[Entries taken from a collection]
□ □ □
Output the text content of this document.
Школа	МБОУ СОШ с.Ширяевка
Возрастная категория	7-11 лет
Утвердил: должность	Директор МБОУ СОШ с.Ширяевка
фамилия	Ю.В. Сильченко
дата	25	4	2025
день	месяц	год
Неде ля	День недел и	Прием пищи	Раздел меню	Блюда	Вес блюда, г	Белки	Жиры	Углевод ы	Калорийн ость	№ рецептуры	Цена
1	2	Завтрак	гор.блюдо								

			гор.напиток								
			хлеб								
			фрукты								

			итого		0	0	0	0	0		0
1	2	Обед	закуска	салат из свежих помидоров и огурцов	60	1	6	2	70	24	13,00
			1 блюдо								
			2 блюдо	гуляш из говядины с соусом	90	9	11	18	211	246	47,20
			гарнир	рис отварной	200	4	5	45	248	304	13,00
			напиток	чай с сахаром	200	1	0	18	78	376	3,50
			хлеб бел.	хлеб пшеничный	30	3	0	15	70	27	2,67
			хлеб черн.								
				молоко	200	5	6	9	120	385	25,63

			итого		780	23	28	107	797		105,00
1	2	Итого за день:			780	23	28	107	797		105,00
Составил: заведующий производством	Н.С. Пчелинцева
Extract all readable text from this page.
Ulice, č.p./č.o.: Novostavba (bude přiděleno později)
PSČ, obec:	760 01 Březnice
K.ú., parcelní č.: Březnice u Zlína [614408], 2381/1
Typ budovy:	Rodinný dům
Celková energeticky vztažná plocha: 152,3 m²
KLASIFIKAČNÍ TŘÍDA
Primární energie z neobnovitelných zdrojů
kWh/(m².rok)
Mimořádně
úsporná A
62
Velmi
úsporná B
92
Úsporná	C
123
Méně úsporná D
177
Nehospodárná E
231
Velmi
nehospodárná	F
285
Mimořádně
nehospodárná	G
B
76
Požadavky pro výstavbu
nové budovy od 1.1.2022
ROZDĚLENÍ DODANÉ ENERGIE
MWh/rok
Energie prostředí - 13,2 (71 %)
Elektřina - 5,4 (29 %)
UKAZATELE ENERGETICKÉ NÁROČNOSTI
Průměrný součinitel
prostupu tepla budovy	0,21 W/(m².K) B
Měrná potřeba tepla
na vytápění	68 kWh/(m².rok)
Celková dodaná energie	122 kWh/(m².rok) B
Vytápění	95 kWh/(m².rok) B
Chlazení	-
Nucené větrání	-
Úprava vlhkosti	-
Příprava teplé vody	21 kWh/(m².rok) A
□ □ □
From the listing above, collect each line in which the string "блюдо" appears.

_WRITTEN SOLUTION_:
1	2	Завтрак	гор.блюдо								
			1 блюдо								
			2 блюдо	гуляш из говядины с соусом	90	9	11	18	211	246	47,20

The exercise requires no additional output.